## Begin RECORDS FOR THIS EXERCISE
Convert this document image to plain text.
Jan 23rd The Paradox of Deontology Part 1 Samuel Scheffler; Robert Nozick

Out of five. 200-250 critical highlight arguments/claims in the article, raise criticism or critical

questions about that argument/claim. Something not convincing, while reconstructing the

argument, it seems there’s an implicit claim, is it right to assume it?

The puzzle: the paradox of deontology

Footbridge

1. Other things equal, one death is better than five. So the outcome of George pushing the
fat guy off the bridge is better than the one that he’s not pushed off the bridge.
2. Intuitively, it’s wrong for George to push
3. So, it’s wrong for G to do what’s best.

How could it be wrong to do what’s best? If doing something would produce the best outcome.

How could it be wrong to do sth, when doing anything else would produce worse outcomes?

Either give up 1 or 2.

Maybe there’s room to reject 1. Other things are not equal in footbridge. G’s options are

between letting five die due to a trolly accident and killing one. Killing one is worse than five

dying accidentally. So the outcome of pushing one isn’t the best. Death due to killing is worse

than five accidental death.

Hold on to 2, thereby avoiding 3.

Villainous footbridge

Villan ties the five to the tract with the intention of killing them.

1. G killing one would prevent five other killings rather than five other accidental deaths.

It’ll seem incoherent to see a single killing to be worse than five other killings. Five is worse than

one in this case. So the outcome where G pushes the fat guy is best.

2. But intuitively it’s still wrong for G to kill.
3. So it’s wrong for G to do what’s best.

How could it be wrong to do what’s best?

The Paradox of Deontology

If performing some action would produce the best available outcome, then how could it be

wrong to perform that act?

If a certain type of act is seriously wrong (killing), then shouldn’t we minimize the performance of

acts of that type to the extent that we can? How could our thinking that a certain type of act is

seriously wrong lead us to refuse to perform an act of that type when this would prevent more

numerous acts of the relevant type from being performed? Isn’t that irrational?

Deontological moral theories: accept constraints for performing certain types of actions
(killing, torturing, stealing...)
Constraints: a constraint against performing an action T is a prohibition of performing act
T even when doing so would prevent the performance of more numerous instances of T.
## End RECORDS FOR THIS EXERCISE
> _EXERCISE_: Set down all of the records shown above once more, exactly.

> _RESPONSE FOR THIS EXERCISE_:
Convert this document image to plain text.
Jan 23rd The Paradox of Deontology Part 1 Samuel Scheffler; Robert Nozick

Out of five. 200-250 critical highlight arguments/claims in the article, raise criticism or critical

questions about that argument/claim. Something not convincing, while reconstructing the

argument, it seems there’s an implicit claim, is it right to assume it?

The puzzle: the paradox of deontology

Footbridge

1. Other things equal, one death is better than five. So the outcome of George pushing the
fat guy off the bridge is better than the one that he’s not pushed off the bridge.
2. Intuitively, it’s wrong for George to push
3. So, it’s wrong for G to do what’s best.

How could it be wrong to do what’s best? If doing something would produce the best outcome.

How could it be wrong to do sth, when doing anything else would produce worse outcomes?

Either give up 1 or 2.

Maybe there’s room to reject 1. Other things are not equal in footbridge. G’s options are

between letting five die due to a trolly accident and killing one. Killing one is worse than five

dying accidentally. So the outcome of pushing one isn’t the best. Death due to killing is worse

than five accidental death.

Hold on to 2, thereby avoiding 3.

Villainous footbridge

Villan ties the five to the tract with the intention of killing them.

1. G killing one would prevent five other killings rather than five other accidental deaths.

It’ll seem incoherent to see a single killing to be worse than five other killings. Five is worse than

one in this case. So the outcome where G pushes the fat guy is best.

2. But intuitively it’s still wrong for G to kill.
3. So it’s wrong for G to do what’s best.

How could it be wrong to do what’s best?

The Paradox of Deontology

If performing some action would produce the best available outcome, then how could it be

wrong to perform that act?

If a certain type of act is seriously wrong (killing), then shouldn’t we minimize the performance of

acts of that type to the extent that we can? How could our thinking that a certain type of act is

seriously wrong lead us to refuse to perform an act of that type when this would prevent more

numerous acts of the relevant type from being performed? Isn’t that irrational?

Deontological moral theories: accept constraints for performing certain types of actions
(killing, torturing, stealing...)
Constraints: a constraint against performing an action T is a prohibition of performing act
T even when doing so would prevent the performance of more numerous instances of T.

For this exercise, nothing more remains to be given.